# Texto de origem
Quinta-feira, 8 de Abril de 2010

Emídio Rangel pode barafustar contra os magistrados por violarem o segredo de Justiça. Os juízes podem pedir a cabeça do homem. Por mim, tudo bem. Só vos peço que não me obriguem a compreender o raciocínio destas cabeças judiciárias quando ditam uma sentença. Estou a falar desta senhora, que matou três pessoas, quando se dirigia depressa para o seu trabalho. O senso comum leva-nos a presumir que foi um acidente horrível provocado pela irresponsabilidade da condutora. O excesso de velocidade e o cansaço fazem parte do infeliz acto. Obviamente, sou incapaz de imaginar qual podia ser um castigo justo ante tanta infelicidade própria e alheia. No entanto, posso ter uma ideia do que me parece que seria um disparate. Por exemplo, posso aceitar que é justa a condenação decidida pelo tribunal de três anos de prisão efectiva. A gravidade do seu acto é independente da sua absoluta falta de intenção. Contudo, tem de haver uma mudança real na sua vida, que represente a sua irresponsabilidade. Mais difícil de compreender é que a pena inclua um ano de inibição da carta de condução. Não se percebe onde o tribunal quer chegar. Eu, por mim, além de indemnizar os parentes das vítimas, aos três anos de prisão efectiva, acrescentava a pena de andar de transportes públicos para o resto da vida, sem possibilidade de conduzir nem sequer uma bicicleta num local fechado. Isso para mim faria sentido. Outro aspecto da conclusão dos juízes deste caso foi que a arguida não assumiu responsabilidades no acidente e “não mostrou arrependimento”, mas antes uma “frieza afectiva”, e “preocupação consigo própria”. Aqui estou totalmente do lado da arguida. A rapariga tem estado a sofrer e está em terapia desde o terrível acidente. Acredito que a terapia tenha sido orientada no sentido clássico do “é preciso seguir em frente, apesar de tudo e devemos ser responsáveis pelos nossos actos”. Se a terapia funciona, muda a perspectiva. Isso pode chatear os juízes. Por outro lado, a atitude do arguido ser tão determinante nos nossos tribunais, aterroriza-me. Um bom e sério assassino em série, se chorasse baba e ranho durante o julgamento, conseguiria alguma misericórdia na justiça portuguesa? Os sinais exteriores de culpabilidade são assim tão determinantes? A ideia de que a nossa justiça tenha em conta a expressividade do arguido para determinar a sua culpa parece-me um filme de terror. Fora isso, tudo bem.

# Secção de dados
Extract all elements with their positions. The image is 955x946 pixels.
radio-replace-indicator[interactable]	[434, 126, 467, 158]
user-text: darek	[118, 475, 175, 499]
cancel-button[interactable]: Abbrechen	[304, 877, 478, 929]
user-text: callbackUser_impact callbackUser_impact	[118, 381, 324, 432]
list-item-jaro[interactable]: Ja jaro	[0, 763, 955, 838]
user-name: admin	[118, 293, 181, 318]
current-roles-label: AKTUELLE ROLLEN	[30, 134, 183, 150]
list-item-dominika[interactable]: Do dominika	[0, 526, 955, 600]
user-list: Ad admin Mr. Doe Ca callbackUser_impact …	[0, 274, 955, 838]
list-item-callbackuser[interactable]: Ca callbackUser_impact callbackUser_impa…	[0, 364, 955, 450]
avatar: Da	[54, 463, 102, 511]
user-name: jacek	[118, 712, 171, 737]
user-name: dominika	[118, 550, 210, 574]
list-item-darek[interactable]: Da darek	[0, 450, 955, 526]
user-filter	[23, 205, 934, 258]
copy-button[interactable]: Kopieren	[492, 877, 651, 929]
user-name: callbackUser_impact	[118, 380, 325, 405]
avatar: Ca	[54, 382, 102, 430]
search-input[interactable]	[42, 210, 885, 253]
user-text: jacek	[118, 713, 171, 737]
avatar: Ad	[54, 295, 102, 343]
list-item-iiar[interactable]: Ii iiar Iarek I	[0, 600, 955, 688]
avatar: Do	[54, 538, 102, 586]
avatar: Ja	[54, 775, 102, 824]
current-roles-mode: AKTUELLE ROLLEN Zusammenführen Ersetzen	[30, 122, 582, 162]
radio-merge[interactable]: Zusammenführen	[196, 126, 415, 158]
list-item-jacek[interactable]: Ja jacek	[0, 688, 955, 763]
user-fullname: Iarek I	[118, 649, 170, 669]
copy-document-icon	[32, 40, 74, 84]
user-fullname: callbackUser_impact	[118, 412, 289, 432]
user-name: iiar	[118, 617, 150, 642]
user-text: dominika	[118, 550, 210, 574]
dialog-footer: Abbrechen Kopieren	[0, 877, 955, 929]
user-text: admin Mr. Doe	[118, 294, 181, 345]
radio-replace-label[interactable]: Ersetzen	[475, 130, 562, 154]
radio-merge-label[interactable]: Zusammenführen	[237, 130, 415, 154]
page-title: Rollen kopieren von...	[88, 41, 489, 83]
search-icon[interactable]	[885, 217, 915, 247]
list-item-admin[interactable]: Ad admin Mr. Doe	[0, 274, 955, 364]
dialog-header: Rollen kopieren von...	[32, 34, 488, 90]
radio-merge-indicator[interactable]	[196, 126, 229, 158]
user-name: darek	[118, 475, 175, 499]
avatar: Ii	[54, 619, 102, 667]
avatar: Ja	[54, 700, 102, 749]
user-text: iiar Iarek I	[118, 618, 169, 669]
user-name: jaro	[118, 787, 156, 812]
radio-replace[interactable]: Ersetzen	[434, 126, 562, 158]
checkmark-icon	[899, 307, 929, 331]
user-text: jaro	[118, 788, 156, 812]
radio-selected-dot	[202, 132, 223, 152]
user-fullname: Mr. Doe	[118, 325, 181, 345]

# Descrição do problema
Enumere todas as expressões que o texto de origem, sobre a sentença de uma condutora, cita entre aspas como conclusões dos juízes acerca da arguida.

# Resultado abaixo
- "não mostrou arrependimento"
- "frieza afectiva"
- "preocupação consigo própria"